### Texto fornecido
Aquela minha estreia poderia ter sido apenas mais um trabalho de escola, mas foi bem mais, porque naquele dia descobri que havia alguém do meu lado, sempre, com uma força descomunal me empurrando para tudo que era bom nessa vida.
Assim que me lancei à frente e soltei a fala, a vi chegar. Trazia uma sacola de feira pendurada num dos braços e o rosto corado. Não sei se de emoção ou pelo sol de quarenta graus lá fora. Não sei mesmo se o sol estava lá fora ou se ela era, inteira, o próprio sol.
Fomos cúmplices, eu e ela, a vida inteira. Dela eu herdei os altos e baixos. Em alguns momentos sou um mar de águas calmas e bastam alguns segundos para me transformar num rio pronto para despencar corredeira abaixo. Herdei também o horror pelas injustiças, pela deslealdade, pelo egoísmo, pela ganância. Levo comigo o apego à família, às raízes, a vontade de festa em cada coisa do dia. Levo comigo a fúria destemperada ao ver um amigo ou irmão sendo desmerecido ou pisado. Levo comigo as canções de ninar, o colo macio, o abraço silencioso, as histórias antes de dormir.
Levo comigo as broncas, o leite quente nas noites com febre, o sorriso iluminado, as danças em nossa sala, o amor maior.
Já quis muitas coisas nessa vida, entre os seis e os trinta e seis anos de estrada. Já quis cantar, ela me deu violão e voz. Quis ganhar o mundo, ela me abriu as estradas, me entregando a todos os anjos e santos quando partia. Quis voltar para casa, ela me acolheu sem porquês nem senões. Já quis muito, sonhei alto. Mas nada me fazia mais contente do que chegar em casa e encontrá-la. Do que ter a quem pedir a bênção, do que saber que em algum lugar eu tinha um pedaço de mundo que me acolheria. Eu tinha para onde voltar.
Hoje, trocaria todos os anos da minha vida _ os que já tive e os que, porventura, terei. Trocaria todas as festas, todos os encontros, todas as estradas, tudo que fiz, pelo direito de tê-la de volta. Sei que ainda há muito a buscar, que não há por que parar quando o caminho ainda aponta para muito longe além do que os olhos alcançam. Mas ela fazia a diferença.

(Registros)

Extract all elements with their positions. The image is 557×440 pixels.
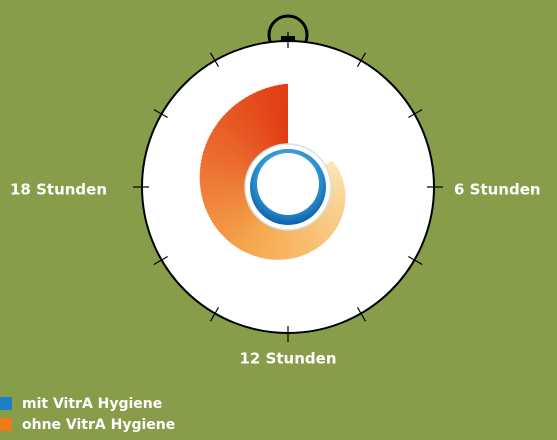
legend-label: ohne VitrA Hygiene	[22, 417, 175, 433]
legend-swatch-blue	[0, 397, 12, 410]
label-6h: 6 Stunden	[454, 181, 541, 199]
legend-label: mit VitrA Hygiene	[22, 396, 162, 412]
infographic: 18 Stunden 6 Stunden 12 Stunden mit Vitr…	[0, 0, 557, 440]
label-12h: 12 Stunden	[239, 350, 336, 368]
label-18h: 18 Stunden	[10, 181, 107, 199]
center-inner	[257, 153, 319, 215]
legend-swatch-orange	[0, 418, 12, 431]
stopwatch-diagram: 18 Stunden 6 Stunden 12 Stunden mit Vitr…	[0, 0, 557, 440]
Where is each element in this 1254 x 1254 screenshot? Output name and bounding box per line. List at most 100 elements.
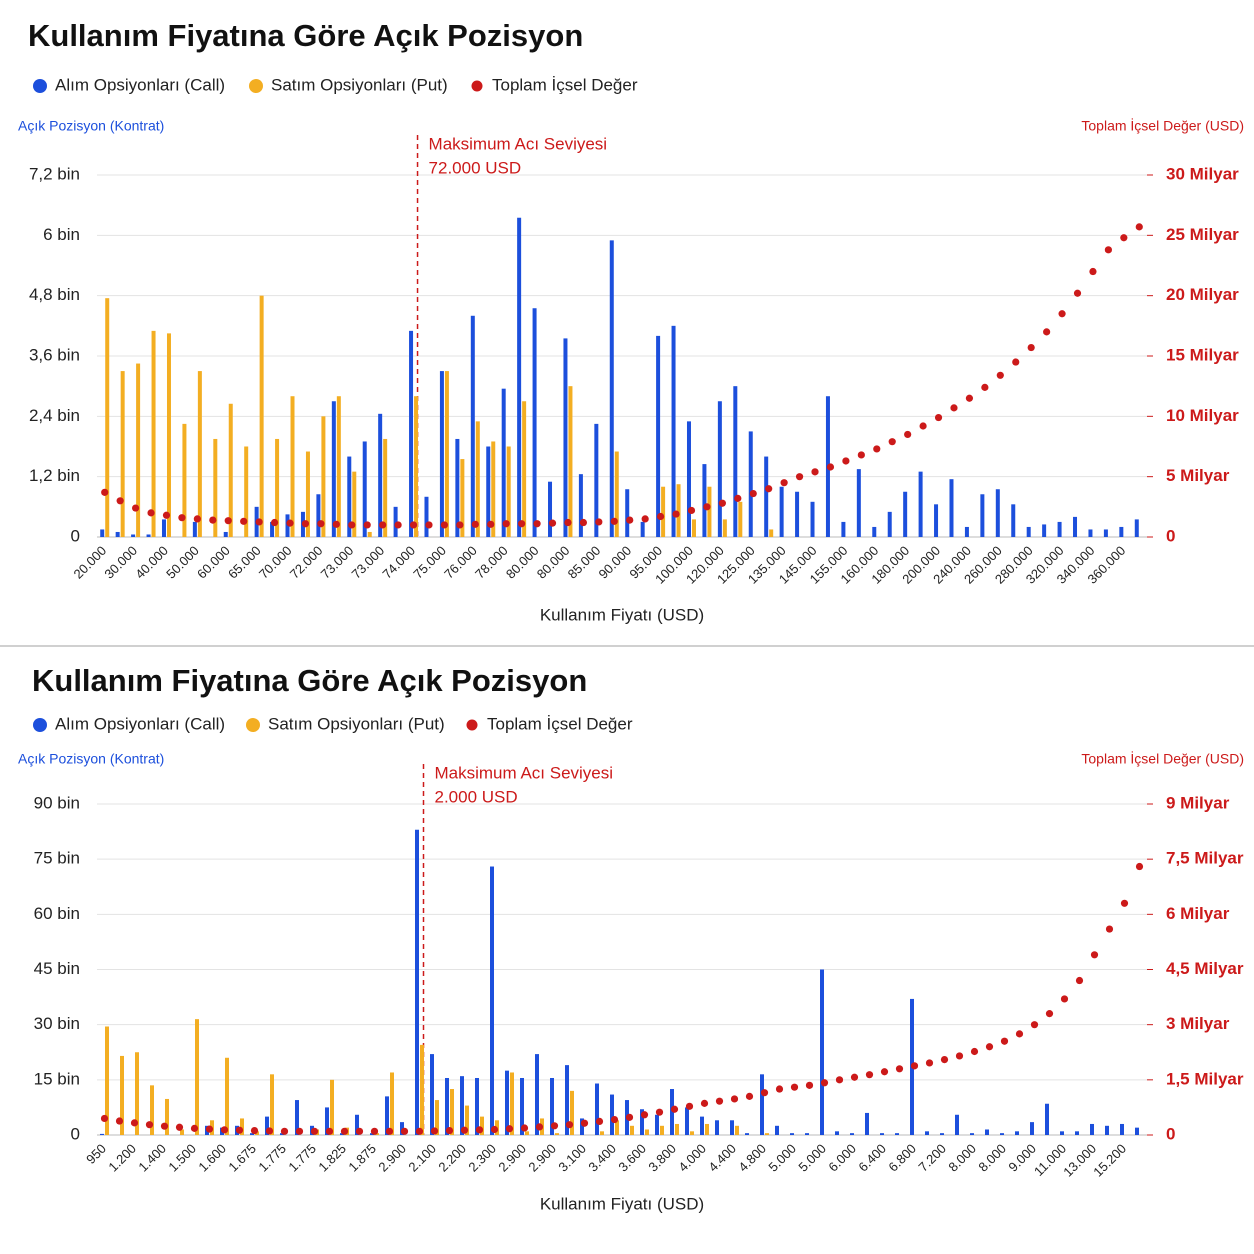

### Requisitos
1 - Organize as linhas de todos os registros em uma lista numerada, sem as linhas em branco e sem as imagens.
2 - Retome o texto fornecido a partir da última frase e dê continuidade a ele.

### Respostas por tarefa
1 -
1. Extract all elements with their positions. The image is 557×440 pixels.
2. legend-label: ohne VitrA Hygiene	[22, 417, 175, 433]
3. legend-swatch-blue	[0, 397, 12, 410]
4. label-6h: 6 Stunden	[454, 181, 541, 199]
5. legend-label: mit VitrA Hygiene	[22, 396, 162, 412]
6. infographic: 18 Stunden 6 Stunden 12 Stunden mit Vitr…	[0, 0, 557, 440]
7. label-12h: 12 Stunden	[239, 350, 336, 368]
8. label-18h: 18 Stunden	[10, 181, 107, 199]
9. center-inner	[257, 153, 319, 215]
10. legend-swatch-orange	[0, 418, 12, 431]
11. stopwatch-diagram: 18 Stunden 6 Stunden 12 Stunden mit Vitr…	[0, 0, 557, 440]
12. Where is each element in this 1254 x 1254 screenshot? Output name and bounding box per line. List at most 100 elements.

2 -
Ontem troquei ideias com alguém bem próximo e vimos que pensamos igual. Não há coisa melhor no mundo que mãe. Sem ela, parece que todo o nosso corpo deu um nó. Os pés travam, a voz falta, a infância volta a bater na porta e todos os bichos-papões saem de suas tocas.
Não há um dia em que eu não pense em nossa amizade. Mesmo que eu viva até esquecer de mim, mesmo que eu consiga tudo que eu pensei, não a esquecerei, nem por um segundo sequer.

Sobre a doçura da vida 15:44

Voltávamos da escola, sempre falantes, mais juntos do que em qualquer outro momento _ afinal, aquele era o nosso instante, quando éramos só nós dois, dividindo as primeiras horas dos nossos dias.
Os mais velhos seguiam à frente, porque andar de mãos dadas com o pai era coisa para quem ainda levava lancheira e usava uniforme infantil demais. Eu adorava ser a caçula e ter o privilégio que eles desperdiçavam. Tolos, que não aproveitavam os conselhos, que não desfrutavam dos sorrisos silenciosos (fazendo o corpo dançar, como se a alma se divertisse e mandasse lhe acompanhar na festa).
Quando as minhas frases soltas jogavam mais ingenuidade do que o costume, então eram gargalhadas fortes que enchiam o ar. Eles, os mais velhos, fingiam não se importar, mas então eu gargalhava junto, balançava o corpo junto, provocava com a nossa farra.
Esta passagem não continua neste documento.